• Exercise material:
=-=-=

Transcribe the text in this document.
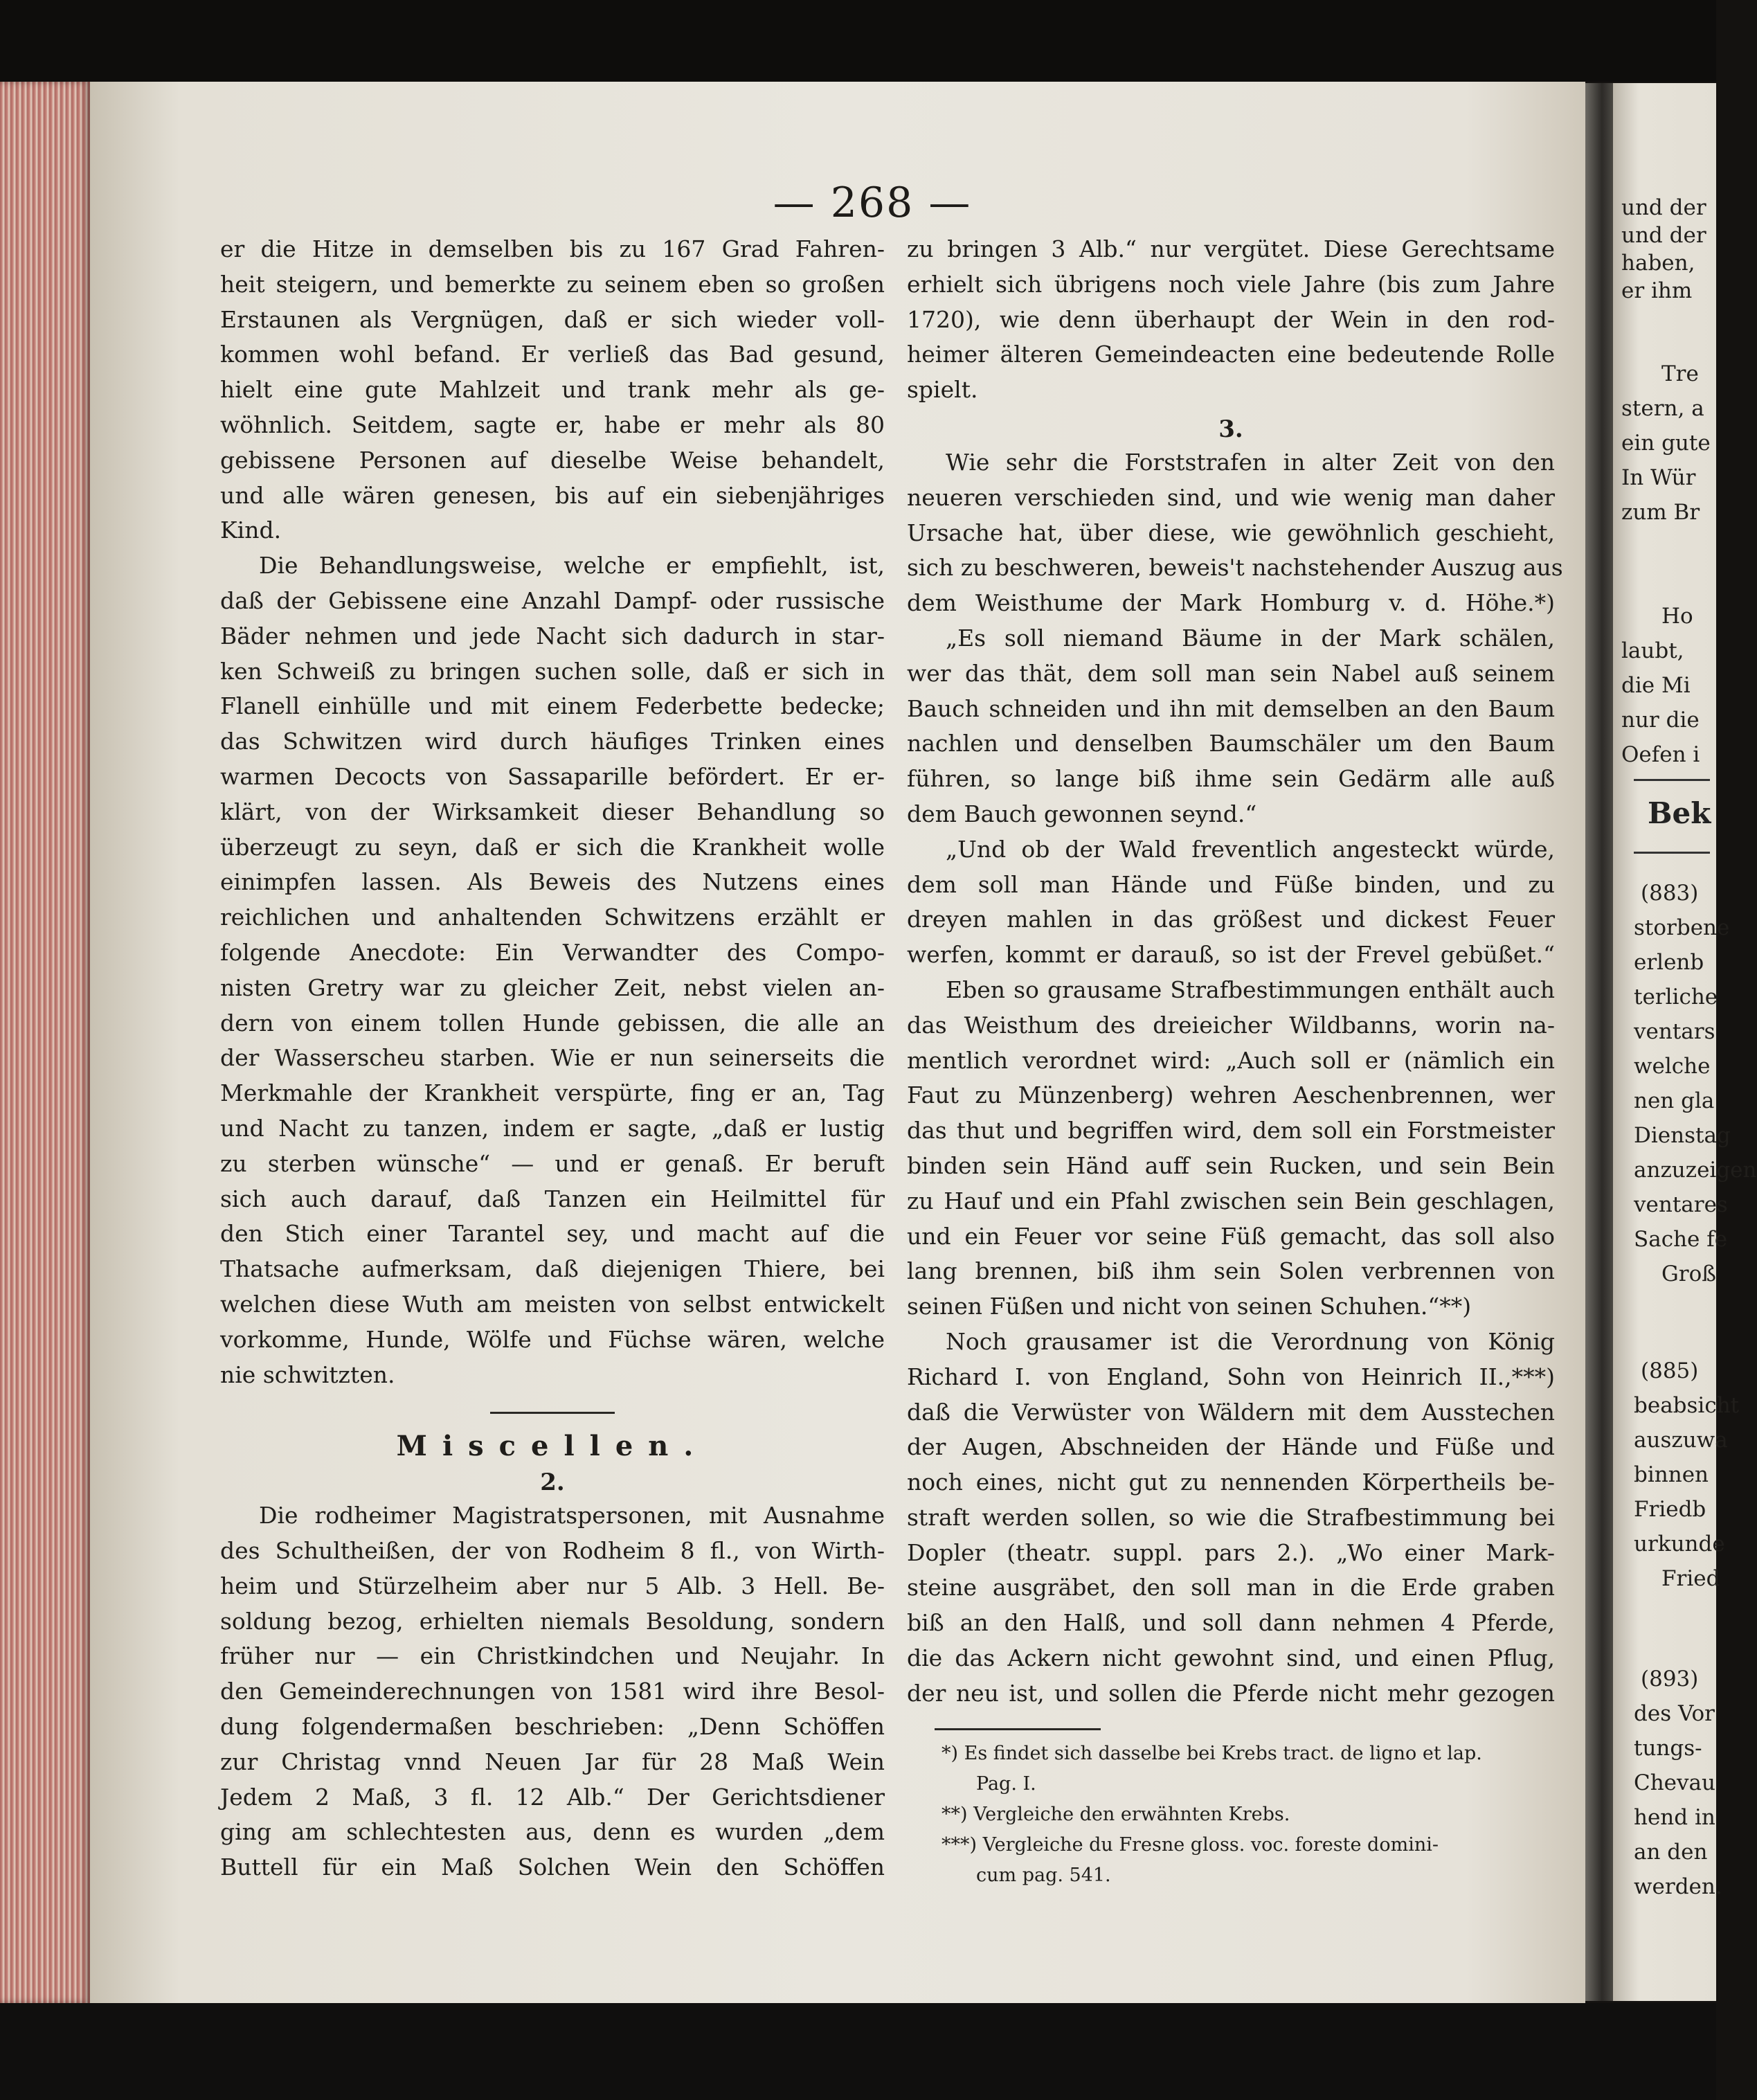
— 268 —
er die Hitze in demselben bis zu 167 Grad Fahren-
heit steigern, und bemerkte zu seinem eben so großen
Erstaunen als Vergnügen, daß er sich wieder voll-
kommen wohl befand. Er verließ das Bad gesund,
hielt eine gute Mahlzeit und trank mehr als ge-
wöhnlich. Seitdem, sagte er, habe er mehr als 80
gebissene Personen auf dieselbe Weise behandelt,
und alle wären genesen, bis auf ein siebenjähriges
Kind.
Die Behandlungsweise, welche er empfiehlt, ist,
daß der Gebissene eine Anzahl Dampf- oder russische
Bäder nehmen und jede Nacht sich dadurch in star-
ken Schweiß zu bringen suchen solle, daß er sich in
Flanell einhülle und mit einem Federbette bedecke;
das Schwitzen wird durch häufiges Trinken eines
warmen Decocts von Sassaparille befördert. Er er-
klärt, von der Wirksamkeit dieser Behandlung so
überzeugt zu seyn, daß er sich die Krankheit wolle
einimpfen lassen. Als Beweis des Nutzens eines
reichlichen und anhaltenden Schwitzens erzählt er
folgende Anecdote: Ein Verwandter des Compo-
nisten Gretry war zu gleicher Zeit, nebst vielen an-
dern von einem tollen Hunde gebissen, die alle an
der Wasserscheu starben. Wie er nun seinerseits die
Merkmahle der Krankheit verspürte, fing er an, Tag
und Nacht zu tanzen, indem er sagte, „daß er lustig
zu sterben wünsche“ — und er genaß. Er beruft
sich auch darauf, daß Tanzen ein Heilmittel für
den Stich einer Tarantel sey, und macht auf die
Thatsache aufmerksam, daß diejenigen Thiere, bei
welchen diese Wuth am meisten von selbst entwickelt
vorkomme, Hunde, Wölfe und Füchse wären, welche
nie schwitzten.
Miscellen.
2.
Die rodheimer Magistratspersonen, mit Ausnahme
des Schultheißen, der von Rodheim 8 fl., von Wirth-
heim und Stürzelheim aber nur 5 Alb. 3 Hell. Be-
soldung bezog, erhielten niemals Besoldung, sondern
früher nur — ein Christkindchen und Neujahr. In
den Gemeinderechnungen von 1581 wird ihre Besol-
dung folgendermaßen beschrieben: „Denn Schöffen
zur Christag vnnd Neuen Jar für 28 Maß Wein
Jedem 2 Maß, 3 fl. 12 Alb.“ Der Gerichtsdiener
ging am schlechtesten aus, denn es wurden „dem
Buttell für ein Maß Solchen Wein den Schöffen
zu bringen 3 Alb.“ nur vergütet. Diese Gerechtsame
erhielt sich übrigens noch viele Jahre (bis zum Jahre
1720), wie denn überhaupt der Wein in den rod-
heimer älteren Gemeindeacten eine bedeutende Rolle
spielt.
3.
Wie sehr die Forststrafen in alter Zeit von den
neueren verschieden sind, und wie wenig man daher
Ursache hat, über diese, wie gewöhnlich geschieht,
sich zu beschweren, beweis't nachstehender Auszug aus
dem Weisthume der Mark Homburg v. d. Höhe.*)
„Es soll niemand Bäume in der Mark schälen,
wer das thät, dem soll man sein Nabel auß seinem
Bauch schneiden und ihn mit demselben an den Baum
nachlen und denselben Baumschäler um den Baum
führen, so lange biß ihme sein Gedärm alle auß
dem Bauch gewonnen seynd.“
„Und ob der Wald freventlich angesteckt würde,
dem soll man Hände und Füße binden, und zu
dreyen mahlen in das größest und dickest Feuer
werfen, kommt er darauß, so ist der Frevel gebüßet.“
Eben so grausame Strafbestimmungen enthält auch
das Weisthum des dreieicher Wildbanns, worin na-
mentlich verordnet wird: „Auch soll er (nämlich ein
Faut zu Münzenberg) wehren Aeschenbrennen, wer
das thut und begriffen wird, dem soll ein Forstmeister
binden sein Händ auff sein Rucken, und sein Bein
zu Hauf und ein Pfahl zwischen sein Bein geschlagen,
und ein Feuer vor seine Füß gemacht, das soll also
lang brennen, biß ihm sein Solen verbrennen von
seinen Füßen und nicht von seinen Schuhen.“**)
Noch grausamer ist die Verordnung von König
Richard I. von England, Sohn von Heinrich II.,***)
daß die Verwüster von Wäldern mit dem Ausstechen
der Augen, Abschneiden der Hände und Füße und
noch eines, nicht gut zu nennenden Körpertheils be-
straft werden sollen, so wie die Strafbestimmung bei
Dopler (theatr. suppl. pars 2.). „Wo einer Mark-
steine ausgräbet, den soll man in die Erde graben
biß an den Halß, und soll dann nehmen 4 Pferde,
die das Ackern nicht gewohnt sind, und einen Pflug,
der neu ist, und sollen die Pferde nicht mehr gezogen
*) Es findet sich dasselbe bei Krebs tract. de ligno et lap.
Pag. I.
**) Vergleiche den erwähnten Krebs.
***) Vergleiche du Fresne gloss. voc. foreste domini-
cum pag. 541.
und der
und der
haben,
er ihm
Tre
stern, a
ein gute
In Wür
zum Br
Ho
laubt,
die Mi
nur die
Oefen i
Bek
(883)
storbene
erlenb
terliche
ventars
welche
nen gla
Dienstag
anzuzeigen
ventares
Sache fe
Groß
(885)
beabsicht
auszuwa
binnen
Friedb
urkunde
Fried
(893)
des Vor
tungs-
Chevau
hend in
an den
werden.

=-=-=

• Directions for this task: Scan the preceding listing for the string "Krankheit" and copy every line where it occurs.

• Response area:
überzeugt zu seyn, daß er sich die Krankheit wolle
Merkmahle der Krankheit verspürte, fing er an, Tag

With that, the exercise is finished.